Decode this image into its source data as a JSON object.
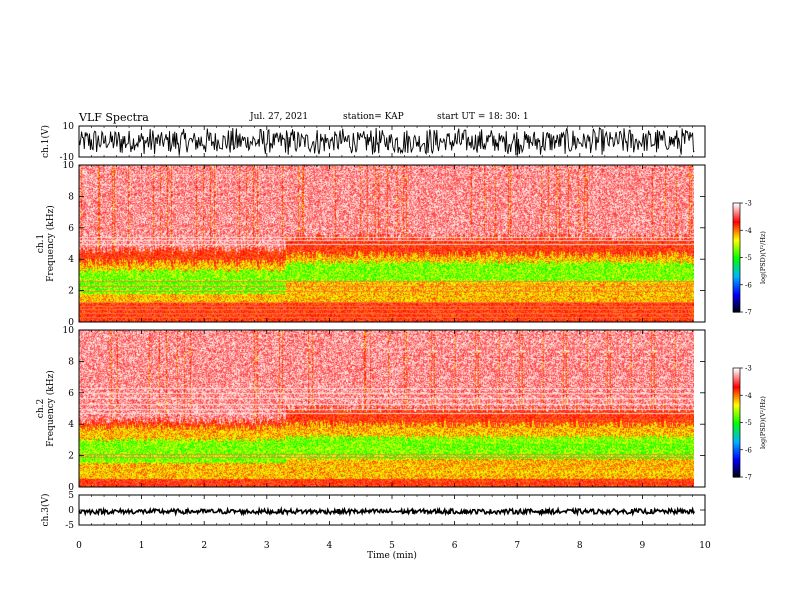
{
  "header": {
    "title": "VLF Spectra",
    "date": "Jul. 27, 2021",
    "station": "station= KAP",
    "start": "start UT =  18: 30: 1"
  },
  "chart_data": [
    {
      "type": "line",
      "title": "",
      "ylabel": "ch.1(V)",
      "ylim": [
        -10,
        10
      ],
      "yticks": [
        "10",
        "-10"
      ],
      "x_range_min": [
        0,
        9.83
      ],
      "description_values": {
        "typical_min": -8,
        "typical_max": 9,
        "mean": 0
      },
      "color": "#000000"
    },
    {
      "type": "heatmap",
      "ylabel": "ch.1\nFrequency (kHz)",
      "ylim": [
        0,
        10
      ],
      "yticks": [
        "0",
        "2",
        "4",
        "6",
        "8",
        "10"
      ],
      "x_range_min": [
        0,
        9.83
      ],
      "colorbar": {
        "label": "log(PSD)(V²/Hz)",
        "ticks": [
          "-3",
          "-4",
          "-5",
          "-6",
          "-7"
        ],
        "range": [
          -7,
          -3
        ]
      },
      "bands": [
        {
          "segment_min": [
            0,
            3.3
          ],
          "green_kHz": [
            1.8,
            3.3
          ],
          "yellow_kHz": [
            1.2,
            3.8
          ],
          "red_top_kHz": 4.6
        },
        {
          "segment_min": [
            3.3,
            9.83
          ],
          "green_kHz": [
            2.6,
            3.8
          ],
          "yellow_kHz": [
            1.3,
            4.3
          ],
          "red_top_kHz": 5.4
        }
      ],
      "line_tones_kHz": [
        0.3,
        0.55,
        0.8,
        1.0,
        1.3,
        2.0,
        2.3,
        2.6,
        5.0,
        5.2,
        5.4
      ]
    },
    {
      "type": "heatmap",
      "ylabel": "ch.2\nFrequency (kHz)",
      "ylim": [
        0,
        10
      ],
      "yticks": [
        "0",
        "2",
        "4",
        "6",
        "8",
        "10"
      ],
      "x_range_min": [
        0,
        9.83
      ],
      "colorbar": {
        "label": "log(PSD)(V²/Hz)",
        "ticks": [
          "-3",
          "-4",
          "-5",
          "-6",
          "-7"
        ],
        "range": [
          -7,
          -3
        ]
      },
      "bands": [
        {
          "segment_min": [
            0,
            3.3
          ],
          "green_kHz": [
            1.5,
            3.0
          ],
          "yellow_kHz": [
            0.5,
            3.8
          ],
          "red_top_kHz": 4.2
        },
        {
          "segment_min": [
            3.3,
            9.83
          ],
          "green_kHz": [
            1.8,
            3.2
          ],
          "yellow_kHz": [
            0.5,
            4.0
          ],
          "red_top_kHz": 5.0
        }
      ],
      "line_tones_kHz": [
        1.9,
        2.1,
        4.7,
        5.0,
        5.3,
        5.7,
        6.0,
        6.3
      ]
    },
    {
      "type": "line",
      "ylabel": "ch.3(V)",
      "ylim": [
        -5,
        5
      ],
      "yticks": [
        "5",
        "0",
        "-5"
      ],
      "x_range_min": [
        0,
        9.83
      ],
      "description_values": {
        "typical_min": -1.3,
        "typical_max": 0.3
      },
      "color": "#000000"
    }
  ],
  "xaxis": {
    "label": "Time (min)",
    "ticks": [
      "0",
      "1",
      "2",
      "3",
      "4",
      "5",
      "6",
      "7",
      "8",
      "9",
      "10"
    ],
    "range": [
      0,
      10
    ]
  },
  "colors": {
    "colormap": [
      "#000000",
      "#0000ff",
      "#00b4ff",
      "#00ff00",
      "#ffff00",
      "#ff0000",
      "#ffffff"
    ]
  }
}
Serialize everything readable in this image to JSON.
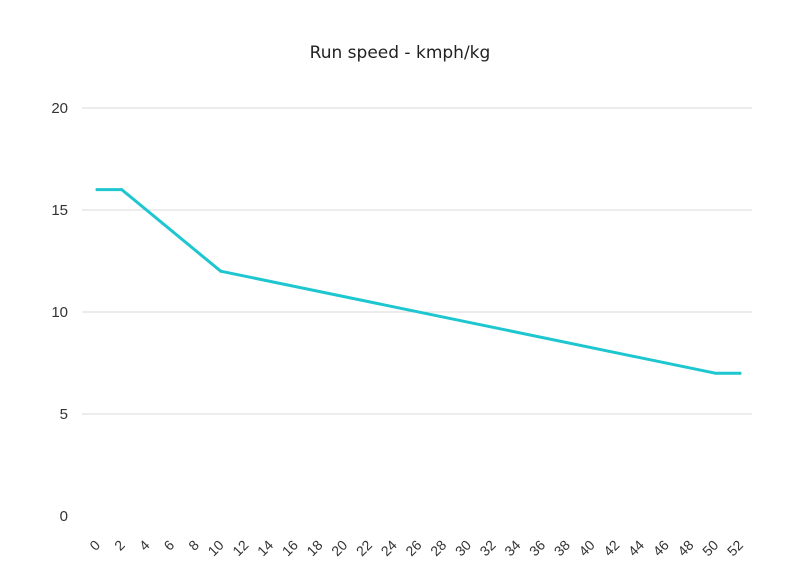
{
  "chart_data": {
    "type": "line",
    "title": "Run speed - kmph/kg",
    "xlabel": "",
    "ylabel": "",
    "x_ticks": [
      "0",
      "2",
      "4",
      "6",
      "8",
      "10",
      "12",
      "14",
      "16",
      "18",
      "20",
      "22",
      "24",
      "26",
      "28",
      "30",
      "32",
      "34",
      "36",
      "38",
      "40",
      "42",
      "44",
      "46",
      "48",
      "50",
      "52"
    ],
    "y_ticks": [
      "20",
      "15",
      "10",
      "5",
      "0"
    ],
    "ylim": [
      0,
      20
    ],
    "xlim": [
      0,
      52
    ],
    "grid": true,
    "legend": "none",
    "series": [
      {
        "color": "#1ec6cf",
        "points": [
          {
            "x": 0,
            "y": 16
          },
          {
            "x": 2,
            "y": 16
          },
          {
            "x": 10,
            "y": 12
          },
          {
            "x": 50,
            "y": 7
          },
          {
            "x": 52,
            "y": 7
          }
        ]
      }
    ]
  }
}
+-------+
◆ Request: Restate each entry word for word, leaving out any pictures.

◆ Exercise solution:
Decode this image into its source data as a JSON object.
{
  "header": {
    "title": "VLF Spectra",
    "date": "Jul. 27, 2021",
    "station": "station= KAP",
    "start": "start UT =  18: 30: 1"
  },
  "chart_data": [
    {
      "type": "line",
      "title": "",
      "ylabel": "ch.1(V)",
      "ylim": [
        -10,
        10
      ],
      "yticks": [
        "10",
        "-10"
      ],
      "x_range_min": [
        0,
        9.83
      ],
      "description_values": {
        "typical_min": -8,
        "typical_max": 9,
        "mean": 0
      },
      "color": "#000000"
    },
    {
      "type": "heatmap",
      "ylabel": "ch.1\nFrequency (kHz)",
      "ylim": [
        0,
        10
      ],
      "yticks": [
        "0",
        "2",
        "4",
        "6",
        "8",
        "10"
      ],
      "x_range_min": [
        0,
        9.83
      ],
      "colorbar": {
        "label": "log(PSD)(V²/Hz)",
        "ticks": [
          "-3",
          "-4",
          "-5",
          "-6",
          "-7"
        ],
        "range": [
          -7,
          -3
        ]
      },
      "bands": [
        {
          "segment_min": [
            0,
            3.3
          ],
          "green_kHz": [
            1.8,
            3.3
          ],
          "yellow_kHz": [
            1.2,
            3.8
          ],
          "red_top_kHz": 4.6
        },
        {
          "segment_min": [
            3.3,
            9.83
          ],
          "green_kHz": [
            2.6,
            3.8
          ],
          "yellow_kHz": [
            1.3,
            4.3
          ],
          "red_top_kHz": 5.4
        }
      ],
      "line_tones_kHz": [
        0.3,
        0.55,
        0.8,
        1.0,
        1.3,
        2.0,
        2.3,
        2.6,
        5.0,
        5.2,
        5.4
      ]
    },
    {
      "type": "heatmap",
      "ylabel": "ch.2\nFrequency (kHz)",
      "ylim": [
        0,
        10
      ],
      "yticks": [
        "0",
        "2",
        "4",
        "6",
        "8",
        "10"
      ],
      "x_range_min": [
        0,
        9.83
      ],
      "colorbar": {
        "label": "log(PSD)(V²/Hz)",
        "ticks": [
          "-3",
          "-4",
          "-5",
          "-6",
          "-7"
        ],
        "range": [
          -7,
          -3
        ]
      },
      "bands": [
        {
          "segment_min": [
            0,
            3.3
          ],
          "green_kHz": [
            1.5,
            3.0
          ],
          "yellow_kHz": [
            0.5,
            3.8
          ],
          "red_top_kHz": 4.2
        },
        {
          "segment_min": [
            3.3,
            9.83
          ],
          "green_kHz": [
            1.8,
            3.2
          ],
          "yellow_kHz": [
            0.5,
            4.0
          ],
          "red_top_kHz": 5.0
        }
      ],
      "line_tones_kHz": [
        1.9,
        2.1,
        4.7,
        5.0,
        5.3,
        5.7,
        6.0,
        6.3
      ]
    },
    {
      "type": "line",
      "ylabel": "ch.3(V)",
      "ylim": [
        -5,
        5
      ],
      "yticks": [
        "5",
        "0",
        "-5"
      ],
      "x_range_min": [
        0,
        9.83
      ],
      "description_values": {
        "typical_min": -1.3,
        "typical_max": 0.3
      },
      "color": "#000000"
    }
  ],
  "xaxis": {
    "label": "Time (min)",
    "ticks": [
      "0",
      "1",
      "2",
      "3",
      "4",
      "5",
      "6",
      "7",
      "8",
      "9",
      "10"
    ],
    "range": [
      0,
      10
    ]
  },
  "colors": {
    "colormap": [
      "#000000",
      "#0000ff",
      "#00b4ff",
      "#00ff00",
      "#ffff00",
      "#ff0000",
      "#ffffff"
    ]
  }
}
Serialize everything readable in this image to JSON.
{
  "chart_data": {
    "type": "line",
    "title": "Run speed - kmph/kg",
    "xlabel": "",
    "ylabel": "",
    "x_ticks": [
      "0",
      "2",
      "4",
      "6",
      "8",
      "10",
      "12",
      "14",
      "16",
      "18",
      "20",
      "22",
      "24",
      "26",
      "28",
      "30",
      "32",
      "34",
      "36",
      "38",
      "40",
      "42",
      "44",
      "46",
      "48",
      "50",
      "52"
    ],
    "y_ticks": [
      "20",
      "15",
      "10",
      "5",
      "0"
    ],
    "ylim": [
      0,
      20
    ],
    "xlim": [
      0,
      52
    ],
    "grid": true,
    "legend": "none",
    "series": [
      {
        "color": "#1ec6cf",
        "points": [
          {
            "x": 0,
            "y": 16
          },
          {
            "x": 2,
            "y": 16
          },
          {
            "x": 10,
            "y": 12
          },
          {
            "x": 50,
            "y": 7
          },
          {
            "x": 52,
            "y": 7
          }
        ]
      }
    ]
  }
}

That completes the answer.